> [MATERIAL FOR THIS TASK]
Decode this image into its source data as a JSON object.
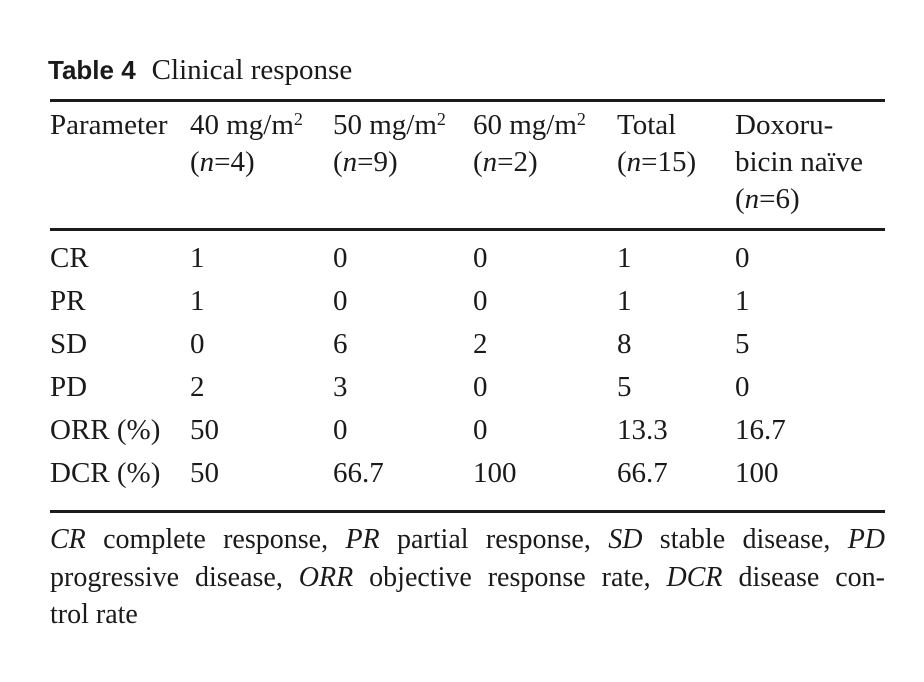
{
  "caption": {
    "label": "Table 4",
    "title": "Clinical response"
  },
  "table": {
    "columns": [
      {
        "lines": [
          [
            {
              "t": "Parameter"
            }
          ]
        ]
      },
      {
        "lines": [
          [
            {
              "t": "40 mg/m"
            },
            {
              "t": "2",
              "s": "sup"
            }
          ],
          [
            {
              "t": "("
            },
            {
              "t": "n",
              "s": "i"
            },
            {
              "t": "=4)"
            }
          ]
        ]
      },
      {
        "lines": [
          [
            {
              "t": "50 mg/m"
            },
            {
              "t": "2",
              "s": "sup"
            }
          ],
          [
            {
              "t": "("
            },
            {
              "t": "n",
              "s": "i"
            },
            {
              "t": "=9)"
            }
          ]
        ]
      },
      {
        "lines": [
          [
            {
              "t": "60 mg/m"
            },
            {
              "t": "2",
              "s": "sup"
            }
          ],
          [
            {
              "t": "("
            },
            {
              "t": "n",
              "s": "i"
            },
            {
              "t": "=2)"
            }
          ]
        ]
      },
      {
        "lines": [
          [
            {
              "t": "Total"
            }
          ],
          [
            {
              "t": "("
            },
            {
              "t": "n",
              "s": "i"
            },
            {
              "t": "=15)"
            }
          ]
        ]
      },
      {
        "lines": [
          [
            {
              "t": "Doxoru-"
            }
          ],
          [
            {
              "t": "bicin naïve"
            }
          ],
          [
            {
              "t": "("
            },
            {
              "t": "n",
              "s": "i"
            },
            {
              "t": "=6)"
            }
          ]
        ]
      }
    ],
    "rows": [
      {
        "label": "CR",
        "values": [
          "1",
          "0",
          "0",
          "1",
          "0"
        ]
      },
      {
        "label": "PR",
        "values": [
          "1",
          "0",
          "0",
          "1",
          "1"
        ]
      },
      {
        "label": "SD",
        "values": [
          "0",
          "6",
          "2",
          "8",
          "5"
        ]
      },
      {
        "label": "PD",
        "values": [
          "2",
          "3",
          "0",
          "5",
          "0"
        ]
      },
      {
        "label": "ORR (%)",
        "values": [
          "50",
          "0",
          "0",
          "13.3",
          "16.7"
        ]
      },
      {
        "label": "DCR (%)",
        "values": [
          "50",
          "66.7",
          "100",
          "66.7",
          "100"
        ]
      }
    ]
  },
  "footnote": {
    "lines": [
      {
        "justify": true,
        "runs": [
          {
            "t": "CR",
            "s": "i"
          },
          {
            "t": " complete response, "
          },
          {
            "t": "PR",
            "s": "i"
          },
          {
            "t": " partial response, "
          },
          {
            "t": "SD",
            "s": "i"
          },
          {
            "t": " stable disease, "
          },
          {
            "t": "PD",
            "s": "i"
          }
        ]
      },
      {
        "justify": true,
        "runs": [
          {
            "t": "progressive disease, "
          },
          {
            "t": "ORR",
            "s": "i"
          },
          {
            "t": " objective response rate, "
          },
          {
            "t": "DCR",
            "s": "i"
          },
          {
            "t": " disease con-"
          }
        ]
      },
      {
        "justify": false,
        "runs": [
          {
            "t": "trol rate"
          }
        ]
      }
    ]
  },
  "colors": {
    "text": "#1a1a1a",
    "rule": "#1b1b1b",
    "background": "#ffffff"
  }
}
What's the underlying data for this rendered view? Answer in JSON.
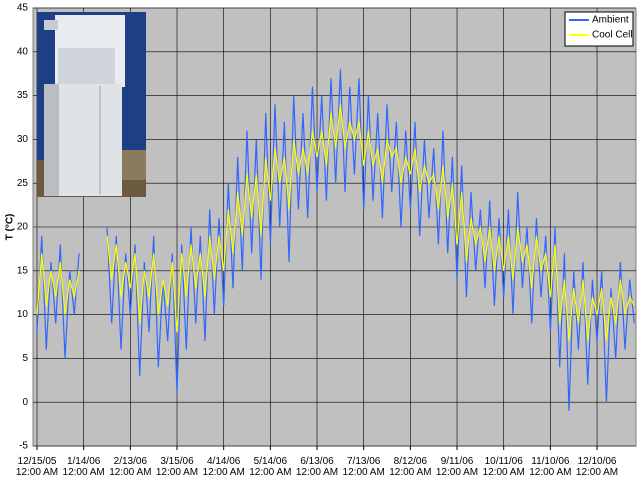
{
  "chart_data": {
    "type": "line",
    "y_label": "T (°C)",
    "categories": [
      "12/15/05 12:00 AM",
      null,
      null,
      null,
      null,
      null,
      null,
      null,
      null,
      null,
      "1/14/06 12:00 AM",
      null,
      null,
      null,
      null,
      null,
      null,
      null,
      null,
      null,
      "2/13/06 12:00 AM",
      null,
      null,
      null,
      null,
      null,
      null,
      null,
      null,
      null,
      "3/15/06 12:00 AM",
      null,
      null,
      null,
      null,
      null,
      null,
      null,
      null,
      null,
      "4/14/06 12:00 AM",
      null,
      null,
      null,
      null,
      null,
      null,
      null,
      null,
      null,
      "5/14/06 12:00 AM",
      null,
      null,
      null,
      null,
      null,
      null,
      null,
      null,
      null,
      "6/13/06 12:00 AM",
      null,
      null,
      null,
      null,
      null,
      null,
      null,
      null,
      null,
      "7/13/06 12:00 AM",
      null,
      null,
      null,
      null,
      null,
      null,
      null,
      null,
      null,
      "8/12/06 12:00 AM",
      null,
      null,
      null,
      null,
      null,
      null,
      null,
      null,
      null,
      "9/11/06 12:00 AM",
      null,
      null,
      null,
      null,
      null,
      null,
      null,
      null,
      null,
      "10/11/06 12:00 AM",
      null,
      null,
      null,
      null,
      null,
      null,
      null,
      null,
      null,
      "11/10/06 12:00 AM",
      null,
      null,
      null,
      null,
      null,
      null,
      null,
      null,
      null,
      "12/10/06 12:00 AM",
      null,
      null,
      null,
      null,
      null,
      null,
      null,
      null
    ],
    "series": [
      {
        "name": "Ambient",
        "color": "#3366ff",
        "values": [
          8,
          19,
          6,
          16,
          9,
          18,
          5,
          15,
          10,
          17,
          null,
          null,
          null,
          null,
          null,
          20,
          9,
          19,
          6,
          17,
          10,
          18,
          3,
          16,
          8,
          19,
          4,
          14,
          7,
          17,
          1,
          18,
          6,
          20,
          9,
          19,
          7,
          22,
          10,
          21,
          11,
          25,
          13,
          28,
          15,
          31,
          17,
          30,
          14,
          33,
          18,
          34,
          20,
          32,
          16,
          35,
          22,
          33,
          21,
          36,
          24,
          35,
          23,
          37,
          25,
          38,
          24,
          36,
          26,
          37,
          22,
          35,
          23,
          33,
          21,
          34,
          24,
          32,
          20,
          31,
          22,
          32,
          19,
          30,
          21,
          29,
          18,
          31,
          17,
          28,
          14,
          27,
          12,
          24,
          15,
          22,
          13,
          23,
          11,
          21,
          12,
          22,
          10,
          24,
          13,
          20,
          9,
          21,
          12,
          19,
          8,
          20,
          4,
          17,
          -1,
          15,
          6,
          16,
          2,
          14,
          7,
          15,
          0,
          13,
          5,
          16,
          6,
          14,
          9
        ]
      },
      {
        "name": "Cool Cell",
        "color": "#ffff00",
        "values": [
          10,
          17,
          11,
          15,
          12,
          16,
          10,
          14,
          12,
          15,
          null,
          null,
          null,
          null,
          null,
          19,
          14,
          18,
          12,
          16,
          13,
          17,
          9,
          15,
          12,
          17,
          10,
          14,
          11,
          16,
          8,
          17,
          12,
          18,
          13,
          17,
          12,
          19,
          14,
          19,
          15,
          22,
          17,
          24,
          19,
          26,
          21,
          26,
          19,
          28,
          23,
          29,
          25,
          28,
          22,
          30,
          26,
          29,
          26,
          31,
          28,
          31,
          27,
          33,
          29,
          34,
          29,
          32,
          30,
          32,
          27,
          31,
          27,
          29,
          25,
          30,
          28,
          29,
          25,
          28,
          26,
          29,
          24,
          27,
          25,
          26,
          22,
          27,
          21,
          25,
          18,
          24,
          16,
          21,
          18,
          20,
          16,
          20,
          15,
          19,
          15,
          19,
          14,
          20,
          16,
          18,
          13,
          19,
          15,
          17,
          12,
          18,
          9,
          14,
          7,
          13,
          9,
          14,
          7,
          12,
          10,
          13,
          7,
          12,
          9,
          14,
          10,
          12,
          11
        ]
      }
    ],
    "ylim": [
      -5,
      45
    ],
    "yticks": [
      -5,
      0,
      5,
      10,
      15,
      20,
      25,
      30,
      35,
      40,
      45
    ],
    "grid": true,
    "legend": "top-right"
  }
}
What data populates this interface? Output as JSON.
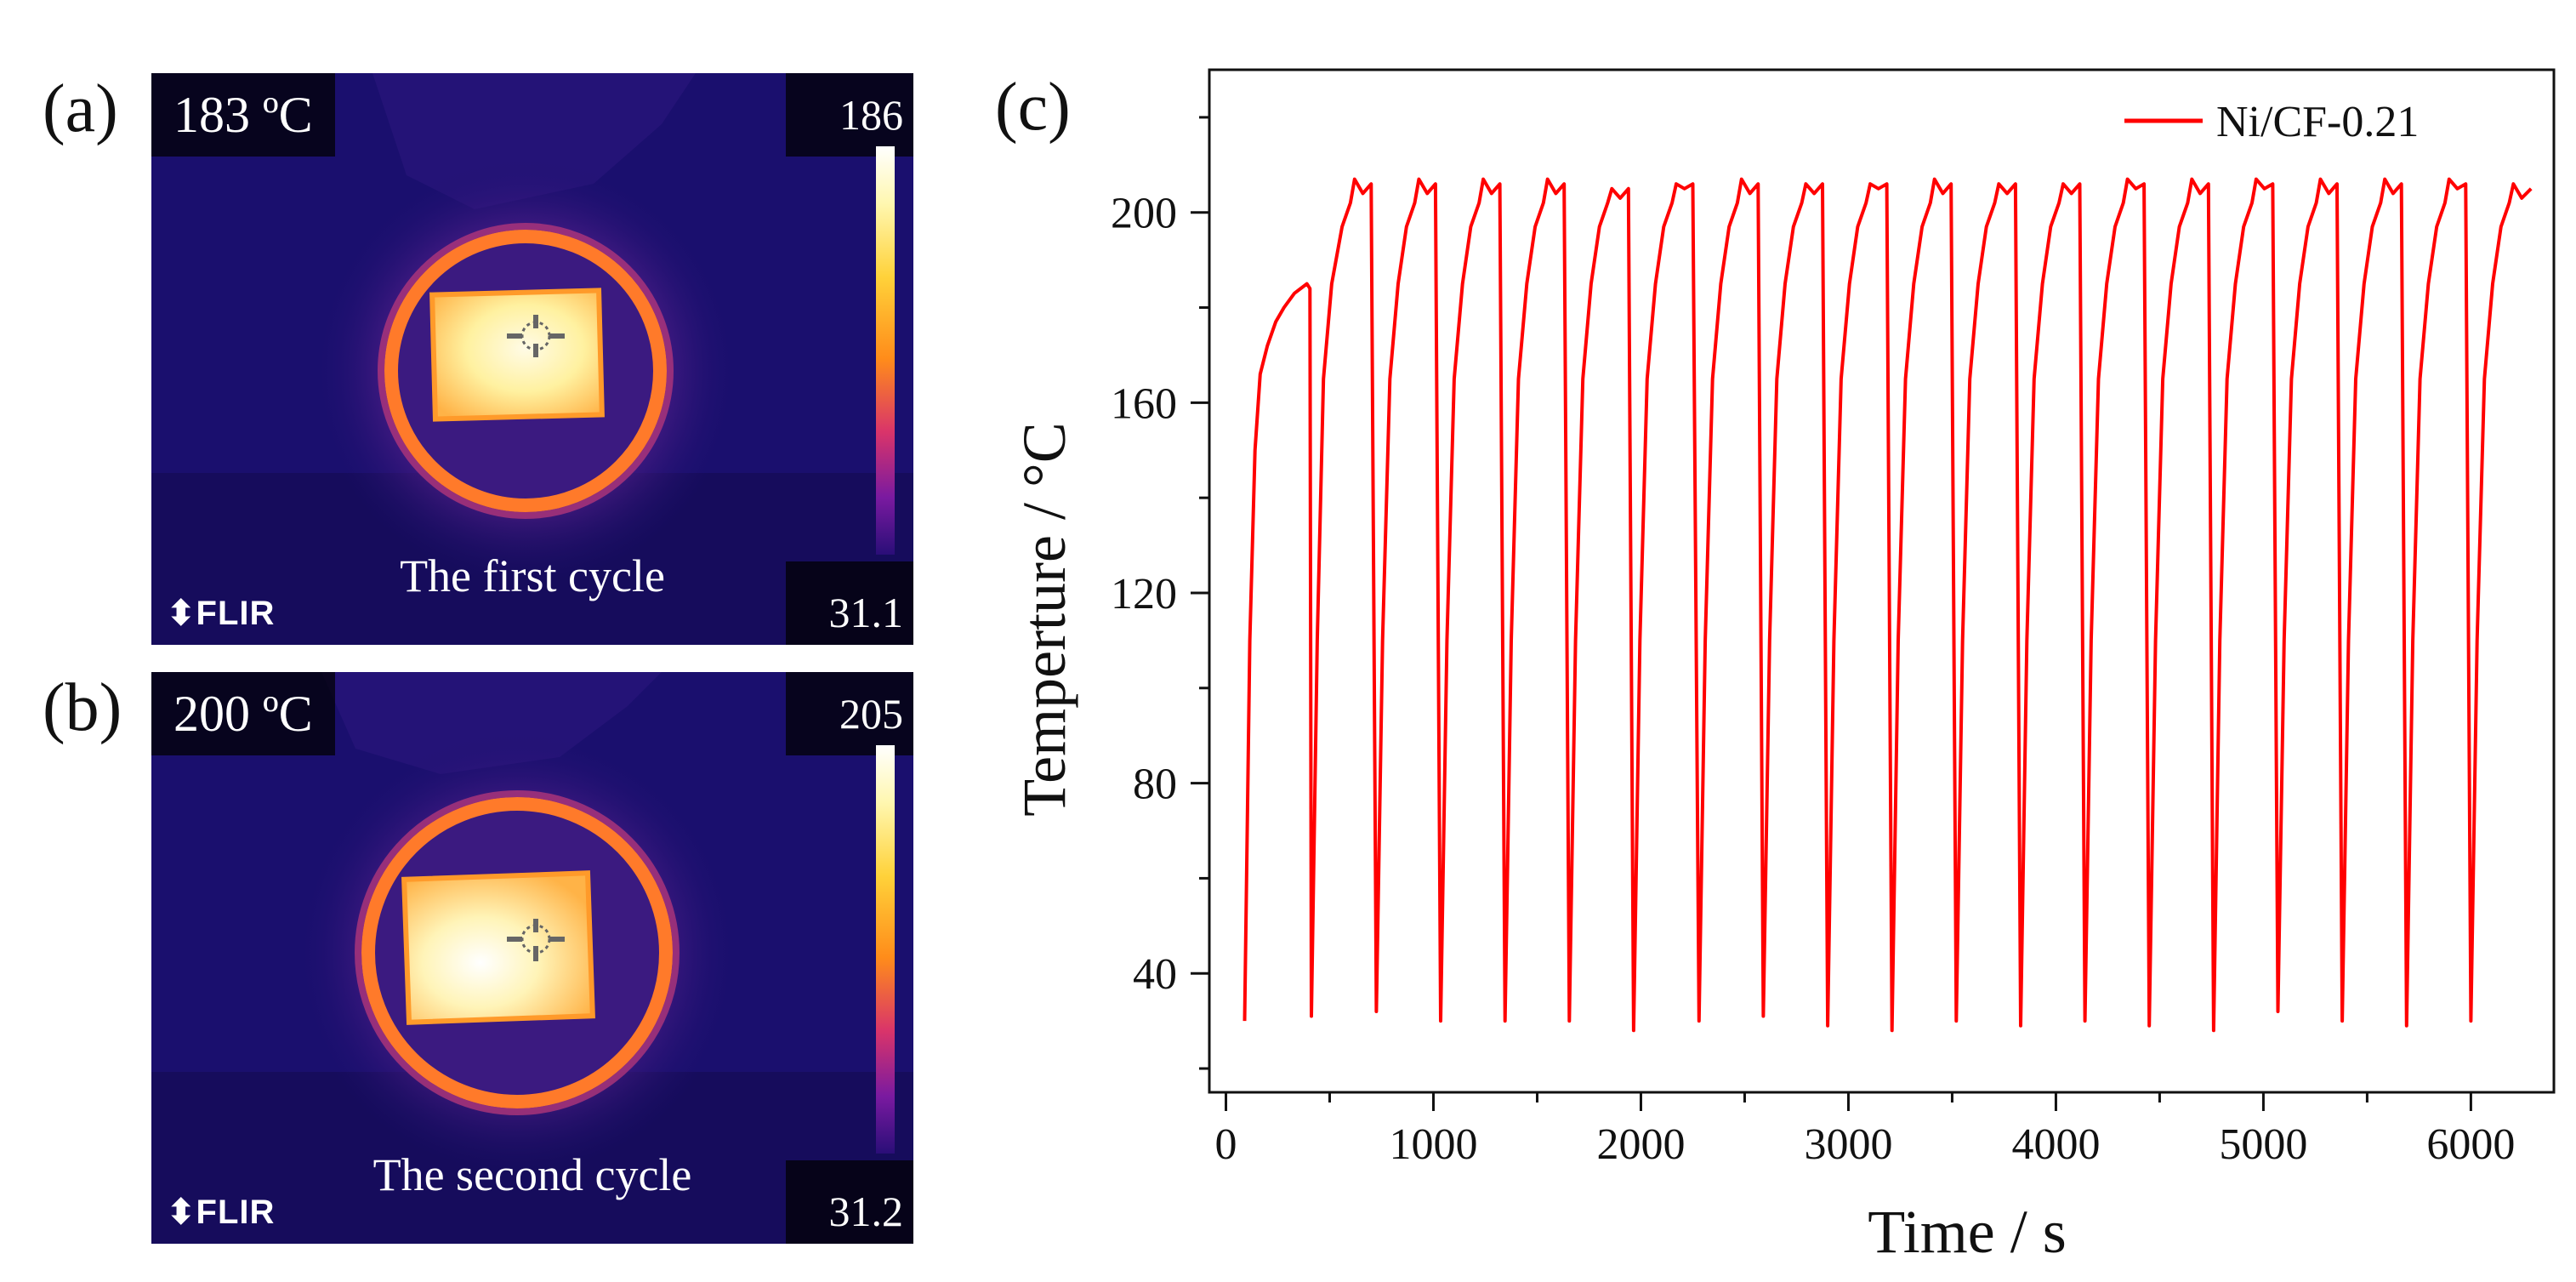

> [WRITTEN PROBLEM]
Write out every line above exactly as it is, leaving out the pictures.

> [THE REPLY]
Decode this image into its source data as a JSON object.
{
  "caption": {
    "label": "Table 4",
    "title": "Clinical response"
  },
  "table": {
    "columns": [
      {
        "lines": [
          [
            {
              "t": "Parameter"
            }
          ]
        ]
      },
      {
        "lines": [
          [
            {
              "t": "40 mg/m"
            },
            {
              "t": "2",
              "s": "sup"
            }
          ],
          [
            {
              "t": "("
            },
            {
              "t": "n",
              "s": "i"
            },
            {
              "t": "=4)"
            }
          ]
        ]
      },
      {
        "lines": [
          [
            {
              "t": "50 mg/m"
            },
            {
              "t": "2",
              "s": "sup"
            }
          ],
          [
            {
              "t": "("
            },
            {
              "t": "n",
              "s": "i"
            },
            {
              "t": "=9)"
            }
          ]
        ]
      },
      {
        "lines": [
          [
            {
              "t": "60 mg/m"
            },
            {
              "t": "2",
              "s": "sup"
            }
          ],
          [
            {
              "t": "("
            },
            {
              "t": "n",
              "s": "i"
            },
            {
              "t": "=2)"
            }
          ]
        ]
      },
      {
        "lines": [
          [
            {
              "t": "Total"
            }
          ],
          [
            {
              "t": "("
            },
            {
              "t": "n",
              "s": "i"
            },
            {
              "t": "=15)"
            }
          ]
        ]
      },
      {
        "lines": [
          [
            {
              "t": "Doxoru-"
            }
          ],
          [
            {
              "t": "bicin naïve"
            }
          ],
          [
            {
              "t": "("
            },
            {
              "t": "n",
              "s": "i"
            },
            {
              "t": "=6)"
            }
          ]
        ]
      }
    ],
    "rows": [
      {
        "label": "CR",
        "values": [
          "1",
          "0",
          "0",
          "1",
          "0"
        ]
      },
      {
        "label": "PR",
        "values": [
          "1",
          "0",
          "0",
          "1",
          "1"
        ]
      },
      {
        "label": "SD",
        "values": [
          "0",
          "6",
          "2",
          "8",
          "5"
        ]
      },
      {
        "label": "PD",
        "values": [
          "2",
          "3",
          "0",
          "5",
          "0"
        ]
      },
      {
        "label": "ORR (%)",
        "values": [
          "50",
          "0",
          "0",
          "13.3",
          "16.7"
        ]
      },
      {
        "label": "DCR (%)",
        "values": [
          "50",
          "66.7",
          "100",
          "66.7",
          "100"
        ]
      }
    ]
  },
  "footnote": {
    "lines": [
      {
        "justify": true,
        "runs": [
          {
            "t": "CR",
            "s": "i"
          },
          {
            "t": " complete response, "
          },
          {
            "t": "PR",
            "s": "i"
          },
          {
            "t": " partial response, "
          },
          {
            "t": "SD",
            "s": "i"
          },
          {
            "t": " stable disease, "
          },
          {
            "t": "PD",
            "s": "i"
          }
        ]
      },
      {
        "justify": true,
        "runs": [
          {
            "t": "progressive disease, "
          },
          {
            "t": "ORR",
            "s": "i"
          },
          {
            "t": " objective response rate, "
          },
          {
            "t": "DCR",
            "s": "i"
          },
          {
            "t": " disease con-"
          }
        ]
      },
      {
        "justify": false,
        "runs": [
          {
            "t": "trol rate"
          }
        ]
      }
    ]
  },
  "colors": {
    "text": "#1a1a1a",
    "rule": "#1b1b1b",
    "background": "#ffffff"
  }
}
What's the underlying data for this rendered view? Answer in JSON.
{
  "chart_data": {
    "type": "line",
    "y_label": "T (°C)",
    "categories": [
      "12/15/05 12:00 AM",
      null,
      null,
      null,
      null,
      null,
      null,
      null,
      null,
      null,
      "1/14/06 12:00 AM",
      null,
      null,
      null,
      null,
      null,
      null,
      null,
      null,
      null,
      "2/13/06 12:00 AM",
      null,
      null,
      null,
      null,
      null,
      null,
      null,
      null,
      null,
      "3/15/06 12:00 AM",
      null,
      null,
      null,
      null,
      null,
      null,
      null,
      null,
      null,
      "4/14/06 12:00 AM",
      null,
      null,
      null,
      null,
      null,
      null,
      null,
      null,
      null,
      "5/14/06 12:00 AM",
      null,
      null,
      null,
      null,
      null,
      null,
      null,
      null,
      null,
      "6/13/06 12:00 AM",
      null,
      null,
      null,
      null,
      null,
      null,
      null,
      null,
      null,
      "7/13/06 12:00 AM",
      null,
      null,
      null,
      null,
      null,
      null,
      null,
      null,
      null,
      "8/12/06 12:00 AM",
      null,
      null,
      null,
      null,
      null,
      null,
      null,
      null,
      null,
      "9/11/06 12:00 AM",
      null,
      null,
      null,
      null,
      null,
      null,
      null,
      null,
      null,
      "10/11/06 12:00 AM",
      null,
      null,
      null,
      null,
      null,
      null,
      null,
      null,
      null,
      "11/10/06 12:00 AM",
      null,
      null,
      null,
      null,
      null,
      null,
      null,
      null,
      null,
      "12/10/06 12:00 AM",
      null,
      null,
      null,
      null,
      null,
      null,
      null,
      null
    ],
    "series": [
      {
        "name": "Ambient",
        "color": "#3366ff",
        "values": [
          8,
          19,
          6,
          16,
          9,
          18,
          5,
          15,
          10,
          17,
          null,
          null,
          null,
          null,
          null,
          20,
          9,
          19,
          6,
          17,
          10,
          18,
          3,
          16,
          8,
          19,
          4,
          14,
          7,
          17,
          1,
          18,
          6,
          20,
          9,
          19,
          7,
          22,
          10,
          21,
          11,
          25,
          13,
          28,
          15,
          31,
          17,
          30,
          14,
          33,
          18,
          34,
          20,
          32,
          16,
          35,
          22,
          33,
          21,
          36,
          24,
          35,
          23,
          37,
          25,
          38,
          24,
          36,
          26,
          37,
          22,
          35,
          23,
          33,
          21,
          34,
          24,
          32,
          20,
          31,
          22,
          32,
          19,
          30,
          21,
          29,
          18,
          31,
          17,
          28,
          14,
          27,
          12,
          24,
          15,
          22,
          13,
          23,
          11,
          21,
          12,
          22,
          10,
          24,
          13,
          20,
          9,
          21,
          12,
          19,
          8,
          20,
          4,
          17,
          -1,
          15,
          6,
          16,
          2,
          14,
          7,
          15,
          0,
          13,
          5,
          16,
          6,
          14,
          9
        ]
      },
      {
        "name": "Cool Cell",
        "color": "#ffff00",
        "values": [
          10,
          17,
          11,
          15,
          12,
          16,
          10,
          14,
          12,
          15,
          null,
          null,
          null,
          null,
          null,
          19,
          14,
          18,
          12,
          16,
          13,
          17,
          9,
          15,
          12,
          17,
          10,
          14,
          11,
          16,
          8,
          17,
          12,
          18,
          13,
          17,
          12,
          19,
          14,
          19,
          15,
          22,
          17,
          24,
          19,
          26,
          21,
          26,
          19,
          28,
          23,
          29,
          25,
          28,
          22,
          30,
          26,
          29,
          26,
          31,
          28,
          31,
          27,
          33,
          29,
          34,
          29,
          32,
          30,
          32,
          27,
          31,
          27,
          29,
          25,
          30,
          28,
          29,
          25,
          28,
          26,
          29,
          24,
          27,
          25,
          26,
          22,
          27,
          21,
          25,
          18,
          24,
          16,
          21,
          18,
          20,
          16,
          20,
          15,
          19,
          15,
          19,
          14,
          20,
          16,
          18,
          13,
          19,
          15,
          17,
          12,
          18,
          9,
          14,
          7,
          13,
          9,
          14,
          7,
          12,
          10,
          13,
          7,
          12,
          9,
          14,
          10,
          12,
          11
        ]
      }
    ],
    "ylim": [
      -5,
      45
    ],
    "yticks": [
      -5,
      0,
      5,
      10,
      15,
      20,
      25,
      30,
      35,
      40,
      45
    ],
    "grid": true,
    "legend": "top-right"
  }
}
What data populates this interface? Output as JSON.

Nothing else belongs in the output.